(Recorded data)
══════════════════════════════

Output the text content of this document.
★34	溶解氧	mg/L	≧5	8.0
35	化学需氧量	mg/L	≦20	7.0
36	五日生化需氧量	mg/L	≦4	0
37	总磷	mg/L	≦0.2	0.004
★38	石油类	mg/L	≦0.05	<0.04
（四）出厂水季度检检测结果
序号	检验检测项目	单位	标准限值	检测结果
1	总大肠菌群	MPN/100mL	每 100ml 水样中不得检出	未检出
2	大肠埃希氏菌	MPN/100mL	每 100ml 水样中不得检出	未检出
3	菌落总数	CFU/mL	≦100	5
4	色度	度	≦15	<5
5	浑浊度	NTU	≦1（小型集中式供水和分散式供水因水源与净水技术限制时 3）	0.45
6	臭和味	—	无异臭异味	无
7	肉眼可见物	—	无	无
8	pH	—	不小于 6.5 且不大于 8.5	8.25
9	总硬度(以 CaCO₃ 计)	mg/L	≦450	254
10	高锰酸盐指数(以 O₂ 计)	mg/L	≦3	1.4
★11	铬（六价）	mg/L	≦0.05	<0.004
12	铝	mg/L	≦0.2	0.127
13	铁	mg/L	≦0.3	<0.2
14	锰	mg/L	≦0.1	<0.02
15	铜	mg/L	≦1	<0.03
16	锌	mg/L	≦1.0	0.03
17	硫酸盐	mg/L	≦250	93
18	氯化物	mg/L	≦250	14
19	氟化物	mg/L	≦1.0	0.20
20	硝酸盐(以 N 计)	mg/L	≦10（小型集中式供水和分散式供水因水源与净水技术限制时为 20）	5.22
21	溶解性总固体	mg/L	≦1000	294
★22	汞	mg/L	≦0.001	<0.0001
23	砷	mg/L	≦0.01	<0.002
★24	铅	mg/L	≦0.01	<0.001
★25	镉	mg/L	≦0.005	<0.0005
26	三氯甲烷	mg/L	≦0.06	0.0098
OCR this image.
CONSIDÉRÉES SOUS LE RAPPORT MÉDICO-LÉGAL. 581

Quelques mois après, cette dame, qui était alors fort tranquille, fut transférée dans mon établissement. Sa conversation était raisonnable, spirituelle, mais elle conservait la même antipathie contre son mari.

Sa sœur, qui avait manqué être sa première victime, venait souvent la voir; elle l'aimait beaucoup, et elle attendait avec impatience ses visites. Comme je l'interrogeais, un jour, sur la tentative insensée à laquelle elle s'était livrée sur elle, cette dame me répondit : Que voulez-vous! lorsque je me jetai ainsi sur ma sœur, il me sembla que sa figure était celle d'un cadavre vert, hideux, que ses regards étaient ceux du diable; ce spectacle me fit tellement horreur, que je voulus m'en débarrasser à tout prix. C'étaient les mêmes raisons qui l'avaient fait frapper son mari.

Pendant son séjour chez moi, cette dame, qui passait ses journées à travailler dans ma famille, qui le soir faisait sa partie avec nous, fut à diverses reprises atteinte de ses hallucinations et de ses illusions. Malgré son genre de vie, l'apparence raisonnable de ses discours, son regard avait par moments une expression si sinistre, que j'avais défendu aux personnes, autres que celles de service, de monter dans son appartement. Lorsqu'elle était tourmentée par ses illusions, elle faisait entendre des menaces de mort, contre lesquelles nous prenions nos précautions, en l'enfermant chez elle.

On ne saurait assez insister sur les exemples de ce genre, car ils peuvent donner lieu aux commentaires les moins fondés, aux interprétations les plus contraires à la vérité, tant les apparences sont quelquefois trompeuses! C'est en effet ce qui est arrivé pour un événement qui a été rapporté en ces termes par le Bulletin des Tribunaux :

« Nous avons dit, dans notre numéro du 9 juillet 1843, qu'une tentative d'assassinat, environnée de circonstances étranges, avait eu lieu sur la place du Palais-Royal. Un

══════════════════════════════

WRITTEN PROBLEM
Determine how many lines of this listing contain "lieu", and give only the number.

OUTPUT FOR THIS TASK
2